◆ Set task: Please repeat all of the listing exactly.

◆ Saved data entries:

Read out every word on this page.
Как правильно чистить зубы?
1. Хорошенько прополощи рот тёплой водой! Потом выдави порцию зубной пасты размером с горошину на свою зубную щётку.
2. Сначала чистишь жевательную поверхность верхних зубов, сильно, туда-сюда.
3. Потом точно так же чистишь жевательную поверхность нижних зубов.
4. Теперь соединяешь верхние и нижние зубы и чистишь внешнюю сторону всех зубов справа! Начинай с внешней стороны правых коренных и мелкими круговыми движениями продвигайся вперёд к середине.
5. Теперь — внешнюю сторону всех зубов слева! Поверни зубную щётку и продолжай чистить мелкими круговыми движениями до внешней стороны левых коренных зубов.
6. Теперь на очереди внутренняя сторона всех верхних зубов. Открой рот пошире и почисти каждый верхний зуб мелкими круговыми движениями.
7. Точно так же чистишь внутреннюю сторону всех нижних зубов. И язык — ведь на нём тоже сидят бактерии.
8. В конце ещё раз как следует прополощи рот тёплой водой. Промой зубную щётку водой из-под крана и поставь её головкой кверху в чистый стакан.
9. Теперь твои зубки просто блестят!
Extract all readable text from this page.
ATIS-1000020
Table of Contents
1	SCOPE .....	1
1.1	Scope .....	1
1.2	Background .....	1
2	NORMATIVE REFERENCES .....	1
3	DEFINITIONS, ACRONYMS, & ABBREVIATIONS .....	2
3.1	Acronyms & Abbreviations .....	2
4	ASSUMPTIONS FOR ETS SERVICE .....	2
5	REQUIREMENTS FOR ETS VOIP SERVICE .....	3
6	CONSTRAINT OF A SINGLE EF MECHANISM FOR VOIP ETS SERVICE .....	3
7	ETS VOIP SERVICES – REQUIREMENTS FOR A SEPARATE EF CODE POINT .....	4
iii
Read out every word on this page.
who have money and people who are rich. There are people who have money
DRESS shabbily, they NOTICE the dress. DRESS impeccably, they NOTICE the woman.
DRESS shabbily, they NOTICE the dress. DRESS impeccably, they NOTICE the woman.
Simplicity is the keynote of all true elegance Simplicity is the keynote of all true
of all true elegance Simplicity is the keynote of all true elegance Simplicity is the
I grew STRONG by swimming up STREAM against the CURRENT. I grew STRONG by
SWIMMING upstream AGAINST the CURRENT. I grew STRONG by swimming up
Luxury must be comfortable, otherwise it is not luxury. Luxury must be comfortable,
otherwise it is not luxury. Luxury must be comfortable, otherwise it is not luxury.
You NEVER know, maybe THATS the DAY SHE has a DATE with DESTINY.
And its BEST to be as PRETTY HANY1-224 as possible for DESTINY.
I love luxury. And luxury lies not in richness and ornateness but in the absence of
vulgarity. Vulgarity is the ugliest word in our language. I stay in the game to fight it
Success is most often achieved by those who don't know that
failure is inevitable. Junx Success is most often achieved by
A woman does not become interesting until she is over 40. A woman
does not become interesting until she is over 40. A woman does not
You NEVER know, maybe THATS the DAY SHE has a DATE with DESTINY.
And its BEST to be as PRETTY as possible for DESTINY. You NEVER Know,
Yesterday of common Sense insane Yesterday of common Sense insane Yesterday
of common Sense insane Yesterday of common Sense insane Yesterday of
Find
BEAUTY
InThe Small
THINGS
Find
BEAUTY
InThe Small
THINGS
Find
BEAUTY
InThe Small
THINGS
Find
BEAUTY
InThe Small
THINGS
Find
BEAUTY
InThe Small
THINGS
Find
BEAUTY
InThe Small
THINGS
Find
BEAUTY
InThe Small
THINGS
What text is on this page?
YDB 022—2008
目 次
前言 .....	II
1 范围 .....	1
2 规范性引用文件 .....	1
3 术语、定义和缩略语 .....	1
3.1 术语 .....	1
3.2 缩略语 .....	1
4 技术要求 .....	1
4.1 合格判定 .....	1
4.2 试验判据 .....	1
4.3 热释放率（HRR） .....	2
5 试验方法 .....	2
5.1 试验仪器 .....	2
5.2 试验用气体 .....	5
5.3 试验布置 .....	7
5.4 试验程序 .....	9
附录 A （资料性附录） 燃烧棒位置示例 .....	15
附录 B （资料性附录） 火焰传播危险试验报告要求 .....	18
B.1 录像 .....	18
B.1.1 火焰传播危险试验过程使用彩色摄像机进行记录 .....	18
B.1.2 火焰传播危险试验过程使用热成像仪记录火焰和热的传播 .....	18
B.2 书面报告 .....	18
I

◆ Finished task:
Read out every word on this page.
Как правильно чистить зубы?
1. Хорошенько прополощи рот тёплой водой! Потом выдави порцию зубной пасты размером с горошину на свою зубную щётку.
2. Сначала чистишь жевательную поверхность верхних зубов, сильно, туда-сюда.
3. Потом точно так же чистишь жевательную поверхность нижних зубов.
4. Теперь соединяешь верхние и нижние зубы и чистишь внешнюю сторону всех зубов справа! Начинай с внешней стороны правых коренных и мелкими круговыми движениями продвигайся вперёд к середине.
5. Теперь — внешнюю сторону всех зубов слева! Поверни зубную щётку и продолжай чистить мелкими круговыми движениями до внешней стороны левых коренных зубов.
6. Теперь на очереди внутренняя сторона всех верхних зубов. Открой рот пошире и почисти каждый верхний зуб мелкими круговыми движениями.
7. Точно так же чистишь внутреннюю сторону всех нижних зубов. И язык — ведь на нём тоже сидят бактерии.
8. В конце ещё раз как следует прополощи рот тёплой водой. Промой зубную щётку водой из-под крана и поставь её головкой кверху в чистый стакан.
9. Теперь твои зубки просто блестят!
Extract all readable text from this page.
ATIS-1000020
Table of Contents
1	SCOPE .....	1
1.1	Scope .....	1
1.2	Background .....	1
2	NORMATIVE REFERENCES .....	1
3	DEFINITIONS, ACRONYMS, & ABBREVIATIONS .....	2
3.1	Acronyms & Abbreviations .....	2
4	ASSUMPTIONS FOR ETS SERVICE .....	2
5	REQUIREMENTS FOR ETS VOIP SERVICE .....	3
6	CONSTRAINT OF A SINGLE EF MECHANISM FOR VOIP ETS SERVICE .....	3
7	ETS VOIP SERVICES – REQUIREMENTS FOR A SEPARATE EF CODE POINT .....	4
iii
Read out every word on this page.
who have money and people who are rich. There are people who have money
DRESS shabbily, they NOTICE the dress. DRESS impeccably, they NOTICE the woman.
DRESS shabbily, they NOTICE the dress. DRESS impeccably, they NOTICE the woman.
Simplicity is the keynote of all true elegance Simplicity is the keynote of all true
of all true elegance Simplicity is the keynote of all true elegance Simplicity is the
I grew STRONG by swimming up STREAM against the CURRENT. I grew STRONG by
SWIMMING upstream AGAINST the CURRENT. I grew STRONG by swimming up
Luxury must be comfortable, otherwise it is not luxury. Luxury must be comfortable,
otherwise it is not luxury. Luxury must be comfortable, otherwise it is not luxury.
You NEVER know, maybe THATS the DAY SHE has a DATE with DESTINY.
And its BEST to be as PRETTY HANY1-224 as possible for DESTINY.
I love luxury. And luxury lies not in richness and ornateness but in the absence of
vulgarity. Vulgarity is the ugliest word in our language. I stay in the game to fight it
Success is most often achieved by those who don't know that
failure is inevitable. Junx Success is most often achieved by
A woman does not become interesting until she is over 40. A woman
does not become interesting until she is over 40. A woman does not
You NEVER know, maybe THATS the DAY SHE has a DATE with DESTINY.
And its BEST to be as PRETTY as possible for DESTINY. You NEVER Know,
Yesterday of common Sense insane Yesterday of common Sense insane Yesterday
of common Sense insane Yesterday of common Sense insane Yesterday of
Find
BEAUTY
InThe Small
THINGS
Find
BEAUTY
InThe Small
THINGS
Find
BEAUTY
InThe Small
THINGS
Find
BEAUTY
InThe Small
THINGS
Find
BEAUTY
InThe Small
THINGS
Find
BEAUTY
InThe Small
THINGS
Find
BEAUTY
InThe Small
THINGS
What text is on this page?
YDB 022—2008
目 次
前言 .....	II
1 范围 .....	1
2 规范性引用文件 .....	1
3 术语、定义和缩略语 .....	1
3.1 术语 .....	1
3.2 缩略语 .....	1
4 技术要求 .....	1
4.1 合格判定 .....	1
4.2 试验判据 .....	1
4.3 热释放率（HRR） .....	2
5 试验方法 .....	2
5.1 试验仪器 .....	2
5.2 试验用气体 .....	5
5.3 试验布置 .....	7
5.4 试验程序 .....	9
附录 A （资料性附录） 燃烧棒位置示例 .....	15
附录 B （资料性附录） 火焰传播危险试验报告要求 .....	18
B.1 录像 .....	18
B.1.1 火焰传播危险试验过程使用彩色摄像机进行记录 .....	18
B.1.2 火焰传播危险试验过程使用热成像仪记录火焰和热的传播 .....	18
B.2 书面报告 .....	18
I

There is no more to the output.